**THE PROBLEM**
Write the entries out again exactly as they stand, but without the pictures.
-*-*-
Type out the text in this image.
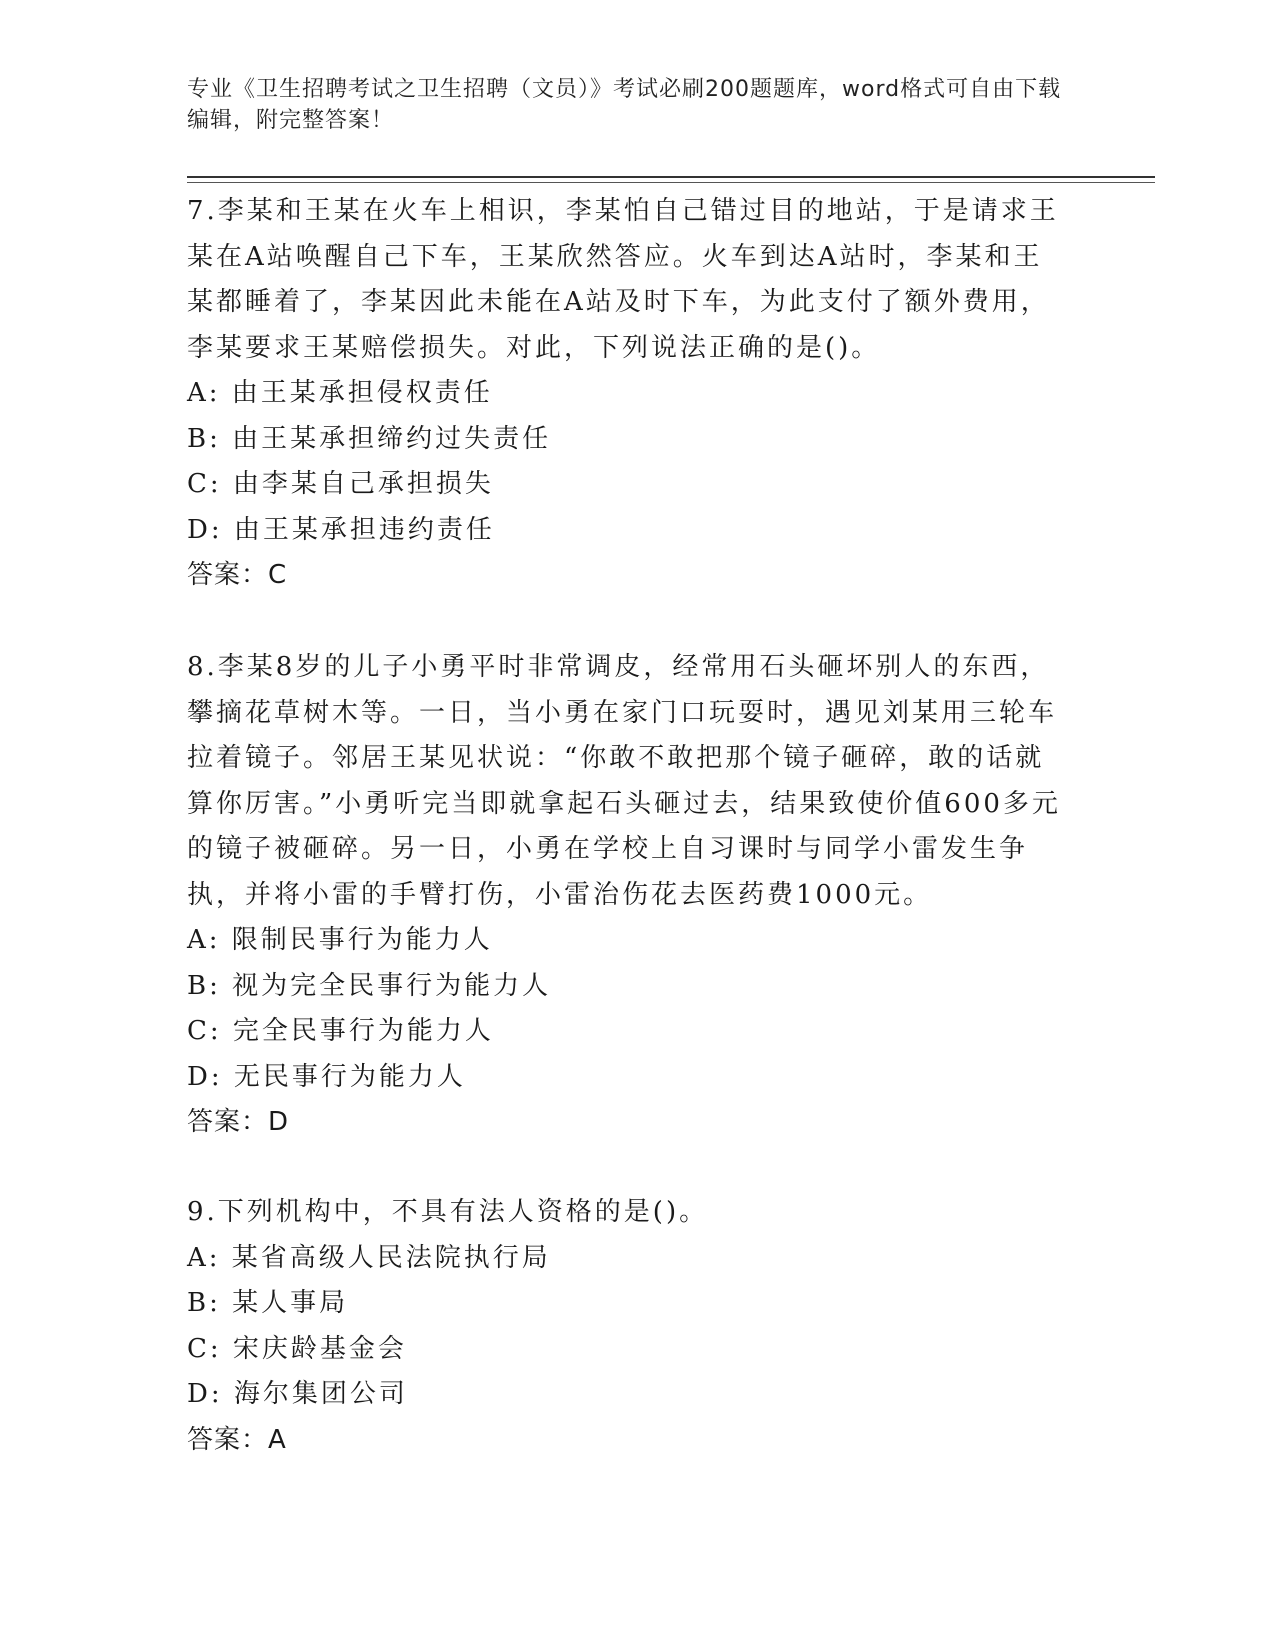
专业《卫生招聘考试之卫生招聘（文员）》考试必刷200题题库，word格式可自由下载编辑，附完整答案！

7.李某和王某在火车上相识，李某怕自己错过目的地站，于是请求王某在A站唤醒自己下车，王某欣然答应。火车到达A站时，李某和王某都睡着了，李某因此未能在A站及时下车，为此支付了额外费用，李某要求王某赔偿损失。对此，下列说法正确的是()。

A: 由王某承担侵权责任

B: 由王某承担缔约过失责任

C: 由李某自己承担损失

D: 由王某承担违约责任

答案：C

8.李某8岁的儿子小勇平时非常调皮，经常用石头砸坏别人的东西，攀摘花草树木等。一日，当小勇在家门口玩耍时，遇见刘某用三轮车拉着镜子。邻居王某见状说：“你敢不敢把那个镜子砸碎，敢的话就算你厉害。”小勇听完当即就拿起石头砸过去，结果致使价值600多元的镜子被砸碎。另一日，小勇在学校上自习课时与同学小雷发生争执，并将小雷的手臂打伤，小雷治伤花去医药费1000元。

A: 限制民事行为能力人

B: 视为完全民事行为能力人

C: 完全民事行为能力人

D: 无民事行为能力人

答案：D

9.下列机构中，不具有法人资格的是()。

A: 某省高级人民法院执行局

B: 某人事局

C: 宋庆龄基金会

D: 海尔集团公司

答案：A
-*-*-
**EXERCISE RESULT**
Type out the text in this image.
专业《卫生招聘考试之卫生招聘（文员）》考试必刷200题题库，word格式可自由下载编辑，附完整答案！

7.李某和王某在火车上相识，李某怕自己错过目的地站，于是请求王某在A站唤醒自己下车，王某欣然答应。火车到达A站时，李某和王某都睡着了，李某因此未能在A站及时下车，为此支付了额外费用，李某要求王某赔偿损失。对此，下列说法正确的是()。

A: 由王某承担侵权责任

B: 由王某承担缔约过失责任

C: 由李某自己承担损失

D: 由王某承担违约责任

答案：C

8.李某8岁的儿子小勇平时非常调皮，经常用石头砸坏别人的东西，攀摘花草树木等。一日，当小勇在家门口玩耍时，遇见刘某用三轮车拉着镜子。邻居王某见状说：“你敢不敢把那个镜子砸碎，敢的话就算你厉害。”小勇听完当即就拿起石头砸过去，结果致使价值600多元的镜子被砸碎。另一日，小勇在学校上自习课时与同学小雷发生争执，并将小雷的手臂打伤，小雷治伤花去医药费1000元。

A: 限制民事行为能力人

B: 视为完全民事行为能力人

C: 完全民事行为能力人

D: 无民事行为能力人

答案：D

9.下列机构中，不具有法人资格的是()。

A: 某省高级人民法院执行局

B: 某人事局

C: 宋庆龄基金会

D: 海尔集团公司

答案：A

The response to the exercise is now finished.